## Stored rows
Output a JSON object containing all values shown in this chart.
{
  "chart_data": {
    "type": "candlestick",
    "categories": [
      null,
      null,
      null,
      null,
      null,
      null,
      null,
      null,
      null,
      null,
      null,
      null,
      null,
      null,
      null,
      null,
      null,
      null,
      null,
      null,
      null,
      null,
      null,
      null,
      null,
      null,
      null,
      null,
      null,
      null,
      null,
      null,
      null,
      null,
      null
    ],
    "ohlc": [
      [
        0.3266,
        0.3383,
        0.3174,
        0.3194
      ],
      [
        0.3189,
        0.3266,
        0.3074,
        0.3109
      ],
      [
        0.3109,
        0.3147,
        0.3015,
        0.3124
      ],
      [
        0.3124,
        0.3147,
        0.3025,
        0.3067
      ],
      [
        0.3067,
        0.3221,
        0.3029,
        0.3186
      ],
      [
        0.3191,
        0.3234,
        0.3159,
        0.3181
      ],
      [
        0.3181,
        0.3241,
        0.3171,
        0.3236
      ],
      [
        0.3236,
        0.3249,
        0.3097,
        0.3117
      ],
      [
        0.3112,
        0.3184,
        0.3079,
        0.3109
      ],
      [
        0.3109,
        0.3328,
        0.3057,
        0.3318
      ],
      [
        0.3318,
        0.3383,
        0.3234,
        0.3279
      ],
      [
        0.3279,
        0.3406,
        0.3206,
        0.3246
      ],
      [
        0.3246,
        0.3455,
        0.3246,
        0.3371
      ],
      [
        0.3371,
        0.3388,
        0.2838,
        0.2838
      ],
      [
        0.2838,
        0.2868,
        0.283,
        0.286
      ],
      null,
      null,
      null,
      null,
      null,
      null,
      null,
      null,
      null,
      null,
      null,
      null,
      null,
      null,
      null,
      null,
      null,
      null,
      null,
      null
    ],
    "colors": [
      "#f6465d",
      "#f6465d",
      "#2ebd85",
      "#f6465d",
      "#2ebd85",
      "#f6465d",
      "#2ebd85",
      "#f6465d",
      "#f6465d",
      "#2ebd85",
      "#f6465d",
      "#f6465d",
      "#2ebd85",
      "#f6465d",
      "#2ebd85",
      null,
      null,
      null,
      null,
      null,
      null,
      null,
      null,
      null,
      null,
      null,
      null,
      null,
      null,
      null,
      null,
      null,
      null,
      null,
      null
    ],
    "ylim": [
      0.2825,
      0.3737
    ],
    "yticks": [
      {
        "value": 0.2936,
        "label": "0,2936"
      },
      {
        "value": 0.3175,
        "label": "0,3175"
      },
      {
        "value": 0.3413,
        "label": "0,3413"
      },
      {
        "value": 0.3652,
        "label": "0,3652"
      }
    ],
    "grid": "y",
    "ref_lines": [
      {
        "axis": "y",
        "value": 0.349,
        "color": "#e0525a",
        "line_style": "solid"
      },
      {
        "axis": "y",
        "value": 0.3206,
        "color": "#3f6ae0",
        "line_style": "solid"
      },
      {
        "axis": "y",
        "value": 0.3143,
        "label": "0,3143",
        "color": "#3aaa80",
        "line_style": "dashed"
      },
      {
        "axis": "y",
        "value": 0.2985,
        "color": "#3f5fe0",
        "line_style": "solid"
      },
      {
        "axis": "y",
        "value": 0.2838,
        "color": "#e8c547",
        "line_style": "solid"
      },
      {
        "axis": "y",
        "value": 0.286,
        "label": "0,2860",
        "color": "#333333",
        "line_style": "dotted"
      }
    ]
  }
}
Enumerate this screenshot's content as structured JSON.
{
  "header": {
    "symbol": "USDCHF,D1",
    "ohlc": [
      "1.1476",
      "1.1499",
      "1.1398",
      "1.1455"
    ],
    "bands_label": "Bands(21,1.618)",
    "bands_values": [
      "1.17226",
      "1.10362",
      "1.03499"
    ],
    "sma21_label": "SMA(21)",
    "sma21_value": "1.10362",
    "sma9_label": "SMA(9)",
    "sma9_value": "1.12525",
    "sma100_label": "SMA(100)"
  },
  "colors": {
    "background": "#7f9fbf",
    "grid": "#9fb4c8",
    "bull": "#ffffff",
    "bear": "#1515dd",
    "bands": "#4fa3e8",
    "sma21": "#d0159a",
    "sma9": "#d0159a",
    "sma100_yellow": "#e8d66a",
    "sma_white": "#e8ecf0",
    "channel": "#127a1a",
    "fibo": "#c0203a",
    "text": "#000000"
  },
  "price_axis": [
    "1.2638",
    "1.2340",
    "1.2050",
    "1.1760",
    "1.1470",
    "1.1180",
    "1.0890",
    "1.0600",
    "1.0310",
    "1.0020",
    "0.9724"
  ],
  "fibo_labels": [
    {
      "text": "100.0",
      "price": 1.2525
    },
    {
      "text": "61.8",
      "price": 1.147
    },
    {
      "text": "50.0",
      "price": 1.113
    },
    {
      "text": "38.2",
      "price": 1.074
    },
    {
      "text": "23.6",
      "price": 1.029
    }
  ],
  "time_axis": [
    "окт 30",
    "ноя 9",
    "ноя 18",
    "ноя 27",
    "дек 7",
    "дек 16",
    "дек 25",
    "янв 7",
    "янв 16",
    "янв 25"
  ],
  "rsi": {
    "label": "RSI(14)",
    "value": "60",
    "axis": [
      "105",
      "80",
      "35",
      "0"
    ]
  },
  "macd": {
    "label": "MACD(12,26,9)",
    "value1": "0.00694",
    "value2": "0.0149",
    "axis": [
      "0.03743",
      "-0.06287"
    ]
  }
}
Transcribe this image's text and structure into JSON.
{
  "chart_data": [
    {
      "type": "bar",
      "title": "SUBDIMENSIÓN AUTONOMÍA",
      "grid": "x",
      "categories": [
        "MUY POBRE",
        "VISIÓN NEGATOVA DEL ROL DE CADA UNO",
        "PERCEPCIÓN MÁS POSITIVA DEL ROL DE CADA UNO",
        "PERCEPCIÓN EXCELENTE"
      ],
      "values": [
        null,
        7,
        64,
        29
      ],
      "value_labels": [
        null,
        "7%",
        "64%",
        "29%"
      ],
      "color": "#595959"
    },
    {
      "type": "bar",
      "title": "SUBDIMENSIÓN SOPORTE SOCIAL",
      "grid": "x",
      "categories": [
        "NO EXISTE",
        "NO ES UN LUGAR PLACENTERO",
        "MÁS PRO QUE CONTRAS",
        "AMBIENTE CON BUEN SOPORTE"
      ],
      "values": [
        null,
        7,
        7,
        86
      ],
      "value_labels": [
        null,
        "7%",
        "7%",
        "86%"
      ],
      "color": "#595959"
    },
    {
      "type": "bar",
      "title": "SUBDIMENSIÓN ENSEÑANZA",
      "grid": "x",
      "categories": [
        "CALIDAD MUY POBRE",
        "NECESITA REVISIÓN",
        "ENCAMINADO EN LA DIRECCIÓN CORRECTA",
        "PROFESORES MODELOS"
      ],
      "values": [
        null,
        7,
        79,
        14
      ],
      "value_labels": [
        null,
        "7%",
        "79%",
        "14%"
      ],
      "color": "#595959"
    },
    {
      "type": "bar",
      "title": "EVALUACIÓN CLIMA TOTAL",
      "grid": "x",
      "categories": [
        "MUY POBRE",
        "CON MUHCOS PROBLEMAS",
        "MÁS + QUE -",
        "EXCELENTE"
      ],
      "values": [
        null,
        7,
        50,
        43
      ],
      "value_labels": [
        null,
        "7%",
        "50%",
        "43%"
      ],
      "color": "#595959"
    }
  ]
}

## Given request
Look through the data and gather every line with the string "this" in it.

## Exercise output
Output a JSON object containing all values shown in this chart.
Enumerate this screenshot's content as structured JSON.
Transcribe this image's text and structure into JSON.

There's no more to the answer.